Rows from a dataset
══════
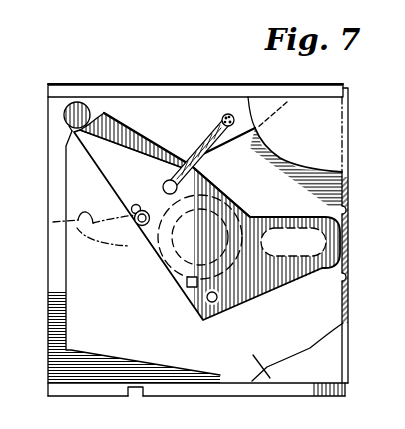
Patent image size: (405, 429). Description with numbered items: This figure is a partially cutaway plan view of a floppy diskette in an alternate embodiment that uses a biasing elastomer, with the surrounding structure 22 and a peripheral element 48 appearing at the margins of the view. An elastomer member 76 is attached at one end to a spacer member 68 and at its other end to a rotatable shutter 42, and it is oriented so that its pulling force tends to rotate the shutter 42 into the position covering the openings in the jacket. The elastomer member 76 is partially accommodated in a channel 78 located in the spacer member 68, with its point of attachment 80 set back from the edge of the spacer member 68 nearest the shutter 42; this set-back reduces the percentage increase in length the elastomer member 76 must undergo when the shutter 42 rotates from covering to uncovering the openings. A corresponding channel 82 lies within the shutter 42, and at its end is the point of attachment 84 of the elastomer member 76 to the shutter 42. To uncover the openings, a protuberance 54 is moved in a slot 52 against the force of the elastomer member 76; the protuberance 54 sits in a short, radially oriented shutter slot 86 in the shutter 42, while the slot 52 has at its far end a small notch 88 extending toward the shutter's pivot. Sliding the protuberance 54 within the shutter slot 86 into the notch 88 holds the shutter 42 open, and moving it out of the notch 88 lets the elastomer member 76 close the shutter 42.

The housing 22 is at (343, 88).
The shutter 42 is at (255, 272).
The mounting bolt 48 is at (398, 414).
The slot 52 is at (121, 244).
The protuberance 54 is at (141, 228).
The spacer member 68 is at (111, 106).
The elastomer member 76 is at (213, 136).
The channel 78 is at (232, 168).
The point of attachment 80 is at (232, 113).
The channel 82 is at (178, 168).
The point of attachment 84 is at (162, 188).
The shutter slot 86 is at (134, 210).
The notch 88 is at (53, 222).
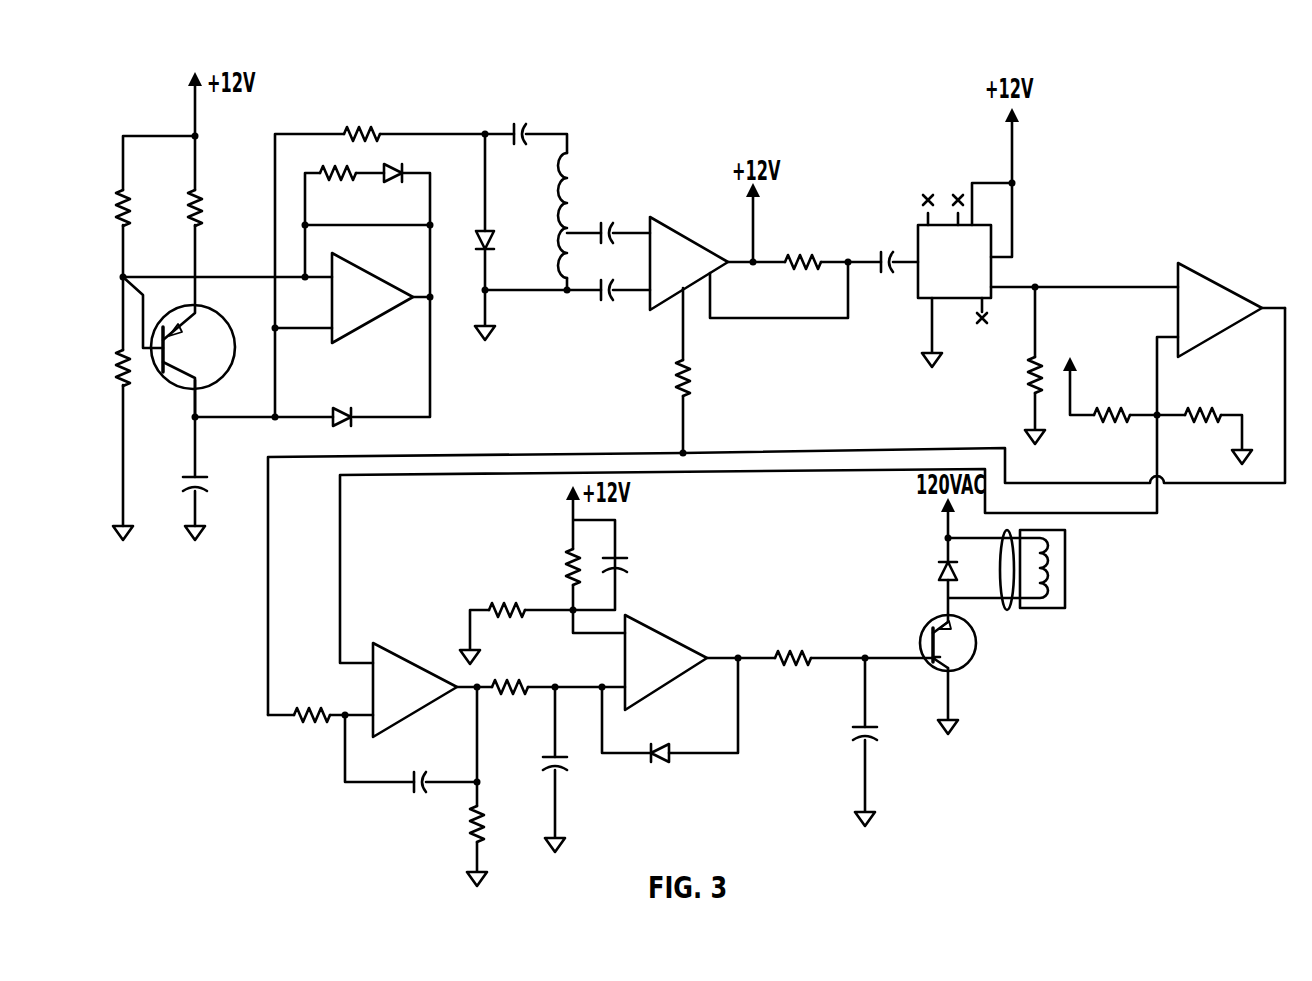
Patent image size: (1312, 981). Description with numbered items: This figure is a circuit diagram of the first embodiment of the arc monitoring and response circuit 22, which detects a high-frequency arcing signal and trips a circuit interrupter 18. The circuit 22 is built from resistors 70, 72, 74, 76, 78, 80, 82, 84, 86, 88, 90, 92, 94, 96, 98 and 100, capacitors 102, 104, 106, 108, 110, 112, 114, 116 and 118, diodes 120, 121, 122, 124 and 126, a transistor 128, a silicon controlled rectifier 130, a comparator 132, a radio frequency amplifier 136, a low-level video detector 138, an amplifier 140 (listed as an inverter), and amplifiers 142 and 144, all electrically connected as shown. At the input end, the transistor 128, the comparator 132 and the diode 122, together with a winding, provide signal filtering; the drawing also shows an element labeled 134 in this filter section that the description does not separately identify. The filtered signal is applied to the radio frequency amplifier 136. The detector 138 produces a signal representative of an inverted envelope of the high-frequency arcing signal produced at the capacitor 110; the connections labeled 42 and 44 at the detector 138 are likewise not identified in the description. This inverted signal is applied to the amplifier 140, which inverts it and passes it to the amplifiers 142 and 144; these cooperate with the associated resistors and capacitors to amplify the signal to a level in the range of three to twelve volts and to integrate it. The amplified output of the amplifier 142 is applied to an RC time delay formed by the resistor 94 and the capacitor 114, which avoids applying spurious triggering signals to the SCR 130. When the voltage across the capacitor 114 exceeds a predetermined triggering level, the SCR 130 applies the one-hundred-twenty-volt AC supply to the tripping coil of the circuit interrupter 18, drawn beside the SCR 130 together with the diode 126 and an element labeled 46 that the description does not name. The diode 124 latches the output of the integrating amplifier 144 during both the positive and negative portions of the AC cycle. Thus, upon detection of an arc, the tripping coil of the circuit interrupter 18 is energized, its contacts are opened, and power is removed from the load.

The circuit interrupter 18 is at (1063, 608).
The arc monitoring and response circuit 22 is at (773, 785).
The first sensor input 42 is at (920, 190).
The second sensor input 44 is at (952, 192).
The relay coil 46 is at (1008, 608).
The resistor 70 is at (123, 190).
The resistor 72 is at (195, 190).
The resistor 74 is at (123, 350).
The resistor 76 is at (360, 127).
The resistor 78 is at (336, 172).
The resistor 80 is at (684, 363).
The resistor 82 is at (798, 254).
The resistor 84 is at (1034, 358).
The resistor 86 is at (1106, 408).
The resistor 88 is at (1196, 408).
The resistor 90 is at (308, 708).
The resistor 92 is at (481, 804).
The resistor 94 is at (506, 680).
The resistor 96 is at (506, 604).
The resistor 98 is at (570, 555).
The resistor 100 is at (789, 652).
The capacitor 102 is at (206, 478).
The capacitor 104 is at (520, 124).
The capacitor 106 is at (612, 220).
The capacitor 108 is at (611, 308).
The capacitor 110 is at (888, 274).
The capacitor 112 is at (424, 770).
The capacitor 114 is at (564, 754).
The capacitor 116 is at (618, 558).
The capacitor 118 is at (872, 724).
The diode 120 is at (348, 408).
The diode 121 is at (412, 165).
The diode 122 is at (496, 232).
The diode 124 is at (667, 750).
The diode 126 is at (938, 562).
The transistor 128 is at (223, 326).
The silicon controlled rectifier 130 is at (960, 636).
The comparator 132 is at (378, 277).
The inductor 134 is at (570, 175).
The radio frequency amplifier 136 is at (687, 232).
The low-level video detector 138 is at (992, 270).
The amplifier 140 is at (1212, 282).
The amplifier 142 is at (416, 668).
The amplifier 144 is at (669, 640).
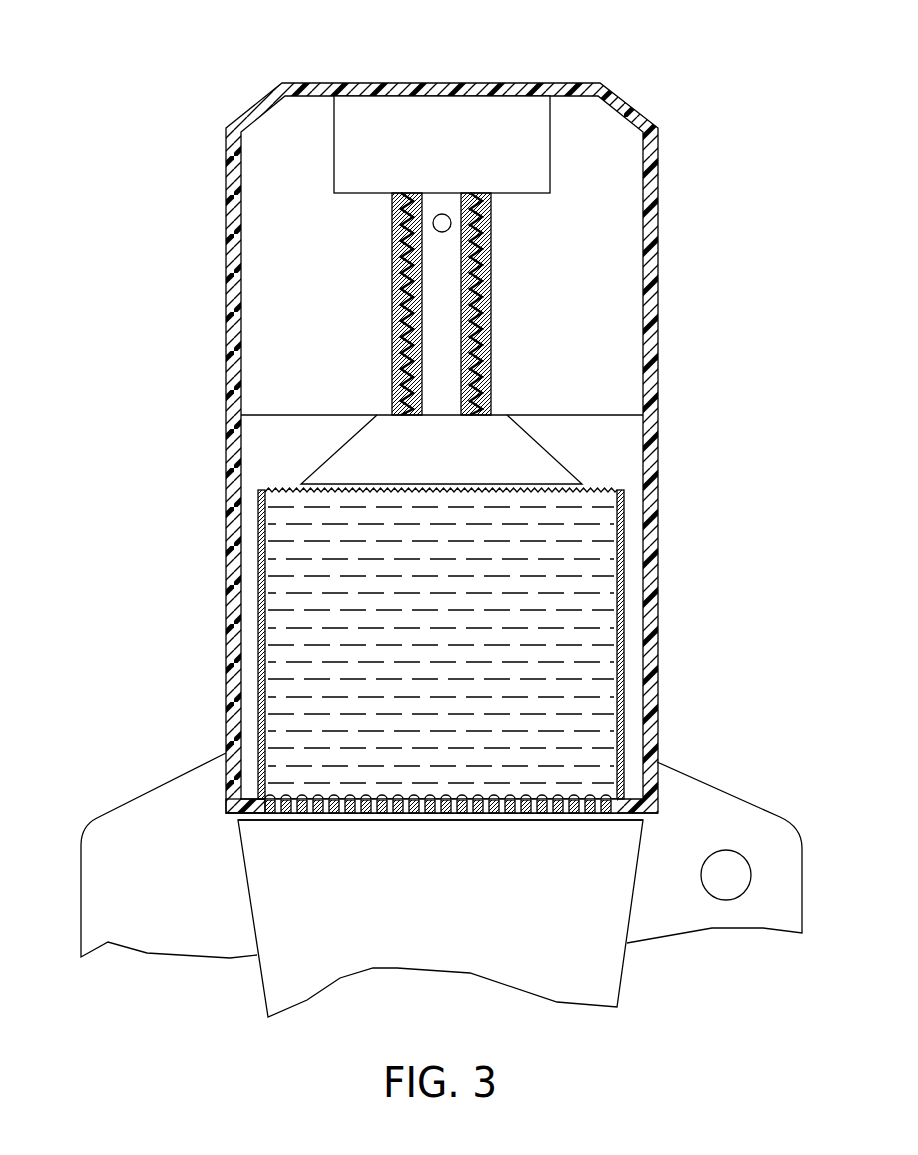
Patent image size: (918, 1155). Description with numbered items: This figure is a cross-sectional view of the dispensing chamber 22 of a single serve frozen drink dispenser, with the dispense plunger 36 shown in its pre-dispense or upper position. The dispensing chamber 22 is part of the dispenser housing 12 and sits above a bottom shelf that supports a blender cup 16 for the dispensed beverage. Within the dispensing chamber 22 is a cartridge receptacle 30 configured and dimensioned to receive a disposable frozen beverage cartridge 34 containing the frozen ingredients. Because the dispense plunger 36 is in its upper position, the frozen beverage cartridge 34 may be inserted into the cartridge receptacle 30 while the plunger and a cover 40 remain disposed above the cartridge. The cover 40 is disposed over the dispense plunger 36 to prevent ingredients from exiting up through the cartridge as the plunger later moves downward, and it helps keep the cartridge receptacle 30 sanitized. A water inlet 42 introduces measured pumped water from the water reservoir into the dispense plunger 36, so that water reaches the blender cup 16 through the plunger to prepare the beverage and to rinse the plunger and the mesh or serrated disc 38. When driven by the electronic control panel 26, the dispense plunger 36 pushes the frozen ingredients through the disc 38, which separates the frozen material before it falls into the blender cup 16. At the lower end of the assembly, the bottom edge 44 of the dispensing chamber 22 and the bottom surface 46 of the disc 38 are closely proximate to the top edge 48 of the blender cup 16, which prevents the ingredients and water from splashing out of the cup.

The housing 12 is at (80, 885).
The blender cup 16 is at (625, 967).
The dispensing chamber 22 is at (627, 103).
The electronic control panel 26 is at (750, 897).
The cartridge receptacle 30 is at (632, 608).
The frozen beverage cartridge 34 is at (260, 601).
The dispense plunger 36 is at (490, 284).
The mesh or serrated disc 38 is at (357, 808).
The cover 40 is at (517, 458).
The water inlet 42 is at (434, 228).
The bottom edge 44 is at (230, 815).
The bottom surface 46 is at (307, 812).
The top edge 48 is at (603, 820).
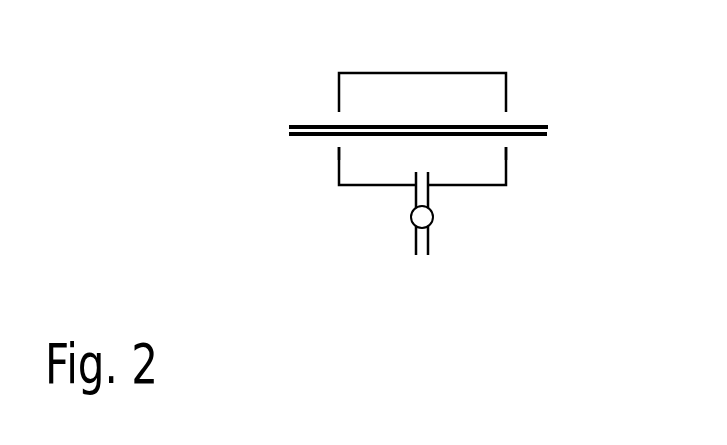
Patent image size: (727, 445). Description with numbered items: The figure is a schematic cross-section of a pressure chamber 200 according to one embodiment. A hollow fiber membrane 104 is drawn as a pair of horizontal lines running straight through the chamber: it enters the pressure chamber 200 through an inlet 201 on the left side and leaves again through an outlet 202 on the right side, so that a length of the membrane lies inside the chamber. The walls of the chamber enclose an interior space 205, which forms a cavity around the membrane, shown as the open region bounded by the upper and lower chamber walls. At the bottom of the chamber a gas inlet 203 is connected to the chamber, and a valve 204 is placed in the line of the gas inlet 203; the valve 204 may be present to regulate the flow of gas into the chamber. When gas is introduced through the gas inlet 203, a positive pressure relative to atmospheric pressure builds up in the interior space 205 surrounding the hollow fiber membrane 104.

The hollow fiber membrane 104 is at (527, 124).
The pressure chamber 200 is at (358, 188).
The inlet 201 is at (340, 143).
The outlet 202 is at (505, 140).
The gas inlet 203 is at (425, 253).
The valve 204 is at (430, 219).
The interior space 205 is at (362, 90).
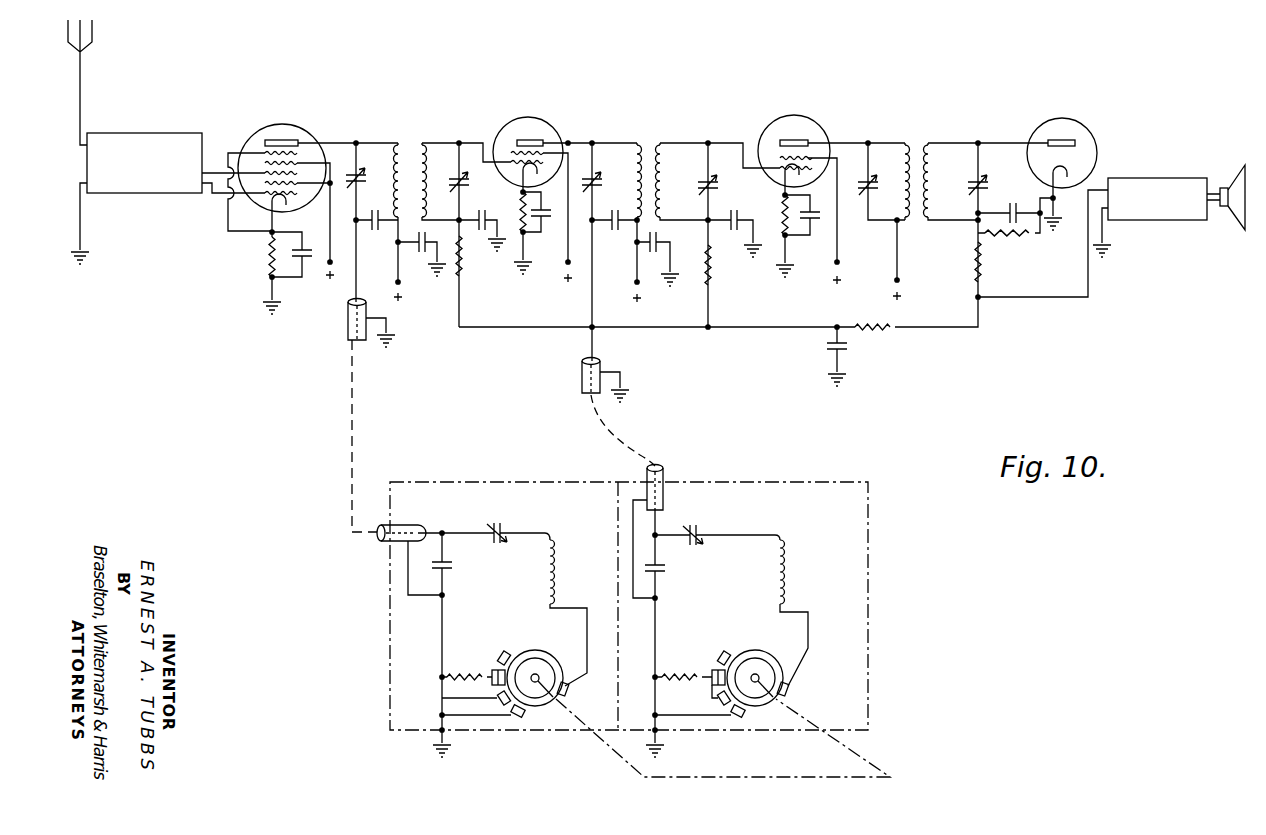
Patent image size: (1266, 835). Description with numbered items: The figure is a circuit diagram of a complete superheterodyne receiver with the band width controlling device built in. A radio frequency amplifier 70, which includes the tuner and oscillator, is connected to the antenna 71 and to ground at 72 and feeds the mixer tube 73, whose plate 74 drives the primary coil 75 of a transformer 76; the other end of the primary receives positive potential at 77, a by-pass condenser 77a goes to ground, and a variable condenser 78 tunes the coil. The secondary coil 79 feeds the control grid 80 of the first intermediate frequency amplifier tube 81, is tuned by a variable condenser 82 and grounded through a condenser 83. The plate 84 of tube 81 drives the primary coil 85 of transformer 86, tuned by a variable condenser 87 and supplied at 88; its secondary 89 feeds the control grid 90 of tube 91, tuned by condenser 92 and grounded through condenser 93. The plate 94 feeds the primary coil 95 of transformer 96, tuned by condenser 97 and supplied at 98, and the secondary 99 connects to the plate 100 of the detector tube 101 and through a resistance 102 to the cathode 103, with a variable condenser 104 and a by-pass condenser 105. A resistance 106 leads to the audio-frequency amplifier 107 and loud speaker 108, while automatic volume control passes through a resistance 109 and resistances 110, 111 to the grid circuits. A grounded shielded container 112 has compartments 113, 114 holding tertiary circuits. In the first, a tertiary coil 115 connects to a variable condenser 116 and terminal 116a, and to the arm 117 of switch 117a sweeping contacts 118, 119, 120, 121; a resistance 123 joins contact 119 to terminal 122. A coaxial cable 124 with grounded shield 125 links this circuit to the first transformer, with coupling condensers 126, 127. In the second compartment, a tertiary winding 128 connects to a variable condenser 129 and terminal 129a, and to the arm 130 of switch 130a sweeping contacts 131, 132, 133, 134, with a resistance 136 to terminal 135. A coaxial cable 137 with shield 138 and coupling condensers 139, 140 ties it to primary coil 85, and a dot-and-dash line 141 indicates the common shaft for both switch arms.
══════
* Your instructions *
List each line in the records above that contains the word "outlet".

* Final answer *
Patent image size: (727, 445). Description with numbered items: The figure is a schematic cross-section of a pressure chamber 200 according to one embodiment. A hollow fiber membrane 104 is drawn as a pair of horizontal lines running straight through the chamber: it enters the pressure chamber 200 through an inlet 201 on the left side and leaves again through an outlet 202 on the right side, so that a length of the membrane lies inside the chamber. The walls of the chamber enclose an interior space 205, which forms a cavity around the membrane, shown as the open region bounded by the upper and lower chamber walls. At the bottom of the chamber a gas inlet 203 is connected to the chamber, and a valve 204 is placed in the line of the gas inlet 203; the valve 204 may be present to regulate the flow of gas into the chamber. When gas is introduced through the gas inlet 203, a positive pressure relative to atmospheric pressure builds up in the interior space 205 surrounding the hollow fiber membrane 104.
The outlet 202 is at (505, 140).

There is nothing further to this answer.